- _Task description_:
Print the listing below in its entirety, character for character.

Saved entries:
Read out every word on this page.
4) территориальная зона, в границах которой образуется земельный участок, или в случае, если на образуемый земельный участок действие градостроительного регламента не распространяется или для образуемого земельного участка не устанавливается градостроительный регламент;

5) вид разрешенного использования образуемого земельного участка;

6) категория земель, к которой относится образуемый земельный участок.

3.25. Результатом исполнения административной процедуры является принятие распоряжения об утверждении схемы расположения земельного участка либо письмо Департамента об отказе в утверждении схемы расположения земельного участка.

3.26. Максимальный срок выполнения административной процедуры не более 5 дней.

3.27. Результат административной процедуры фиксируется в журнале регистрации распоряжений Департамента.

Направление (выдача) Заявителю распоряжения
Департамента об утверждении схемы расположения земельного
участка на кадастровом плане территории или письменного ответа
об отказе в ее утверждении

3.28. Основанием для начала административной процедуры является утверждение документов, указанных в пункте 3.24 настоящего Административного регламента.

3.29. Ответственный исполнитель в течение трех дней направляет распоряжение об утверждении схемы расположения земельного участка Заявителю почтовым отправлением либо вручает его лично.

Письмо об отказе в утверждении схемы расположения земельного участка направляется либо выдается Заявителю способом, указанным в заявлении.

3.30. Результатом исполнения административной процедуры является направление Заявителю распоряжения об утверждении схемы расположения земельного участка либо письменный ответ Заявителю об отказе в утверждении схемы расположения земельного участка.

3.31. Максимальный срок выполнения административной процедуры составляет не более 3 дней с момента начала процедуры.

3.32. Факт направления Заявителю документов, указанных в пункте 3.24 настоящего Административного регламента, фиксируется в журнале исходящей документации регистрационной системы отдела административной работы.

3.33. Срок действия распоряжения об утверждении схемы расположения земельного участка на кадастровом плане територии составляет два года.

- _Task solution_:
Read out every word on this page.
4) территориальная зона, в границах которой образуется земельный участок, или в случае, если на образуемый земельный участок действие градостроительного регламента не распространяется или для образуемого земельного участка не устанавливается градостроительный регламент;

5) вид разрешенного использования образуемого земельного участка;

6) категория земель, к которой относится образуемый земельный участок.

3.25. Результатом исполнения административной процедуры является принятие распоряжения об утверждении схемы расположения земельного участка либо письмо Департамента об отказе в утверждении схемы расположения земельного участка.

3.26. Максимальный срок выполнения административной процедуры не более 5 дней.

3.27. Результат административной процедуры фиксируется в журнале регистрации распоряжений Департамента.

Направление (выдача) Заявителю распоряжения
Департамента об утверждении схемы расположения земельного
участка на кадастровом плане территории или письменного ответа
об отказе в ее утверждении

3.28. Основанием для начала административной процедуры является утверждение документов, указанных в пункте 3.24 настоящего Административного регламента.

3.29. Ответственный исполнитель в течение трех дней направляет распоряжение об утверждении схемы расположения земельного участка Заявителю почтовым отправлением либо вручает его лично.

Письмо об отказе в утверждении схемы расположения земельного участка направляется либо выдается Заявителю способом, указанным в заявлении.

3.30. Результатом исполнения административной процедуры является направление Заявителю распоряжения об утверждении схемы расположения земельного участка либо письменный ответ Заявителю об отказе в утверждении схемы расположения земельного участка.

3.31. Максимальный срок выполнения административной процедуры составляет не более 3 дней с момента начала процедуры.

3.32. Факт направления Заявителю документов, указанных в пункте 3.24 настоящего Административного регламента, фиксируется в журнале исходящей документации регистрационной системы отдела административной работы.

3.33. Срок действия распоряжения об утверждении схемы расположения земельного участка на кадастровом плане територии составляет два года.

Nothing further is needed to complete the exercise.